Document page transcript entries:

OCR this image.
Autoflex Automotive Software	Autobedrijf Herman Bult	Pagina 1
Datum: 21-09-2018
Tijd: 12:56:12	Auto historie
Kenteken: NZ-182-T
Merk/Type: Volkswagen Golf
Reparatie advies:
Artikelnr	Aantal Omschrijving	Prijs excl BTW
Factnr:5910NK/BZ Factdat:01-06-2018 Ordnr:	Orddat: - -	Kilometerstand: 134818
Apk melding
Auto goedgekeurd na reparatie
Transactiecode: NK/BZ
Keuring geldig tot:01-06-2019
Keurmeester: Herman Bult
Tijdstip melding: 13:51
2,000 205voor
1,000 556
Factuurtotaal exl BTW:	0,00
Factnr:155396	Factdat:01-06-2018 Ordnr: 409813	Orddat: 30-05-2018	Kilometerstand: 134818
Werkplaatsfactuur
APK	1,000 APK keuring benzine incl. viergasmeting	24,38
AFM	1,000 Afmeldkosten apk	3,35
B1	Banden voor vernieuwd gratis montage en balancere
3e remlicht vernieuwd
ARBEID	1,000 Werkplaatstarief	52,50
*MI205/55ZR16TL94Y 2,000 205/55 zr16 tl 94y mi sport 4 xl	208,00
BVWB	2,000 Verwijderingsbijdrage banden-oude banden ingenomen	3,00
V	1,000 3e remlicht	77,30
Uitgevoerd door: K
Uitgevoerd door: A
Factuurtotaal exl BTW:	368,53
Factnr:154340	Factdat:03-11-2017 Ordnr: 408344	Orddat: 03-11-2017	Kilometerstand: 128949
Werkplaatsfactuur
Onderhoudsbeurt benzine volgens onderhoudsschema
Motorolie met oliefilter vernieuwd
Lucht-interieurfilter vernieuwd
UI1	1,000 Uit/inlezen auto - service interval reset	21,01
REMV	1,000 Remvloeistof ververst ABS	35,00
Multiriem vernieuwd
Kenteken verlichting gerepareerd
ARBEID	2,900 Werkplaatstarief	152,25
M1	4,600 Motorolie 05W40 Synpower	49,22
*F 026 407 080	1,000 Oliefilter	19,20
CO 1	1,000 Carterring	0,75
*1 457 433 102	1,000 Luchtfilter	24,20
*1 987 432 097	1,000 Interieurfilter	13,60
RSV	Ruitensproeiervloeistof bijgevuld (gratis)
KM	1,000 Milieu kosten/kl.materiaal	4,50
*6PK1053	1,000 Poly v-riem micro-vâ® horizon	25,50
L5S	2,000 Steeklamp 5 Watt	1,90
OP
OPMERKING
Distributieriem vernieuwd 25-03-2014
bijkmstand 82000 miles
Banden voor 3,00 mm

== ACTION ITEM ==
Take every line from the records that holds "remlicht" and copy it down.

== EXERCISE SOLUTION ==
3e remlicht vernieuwd
V	1,000 3e remlicht	77,30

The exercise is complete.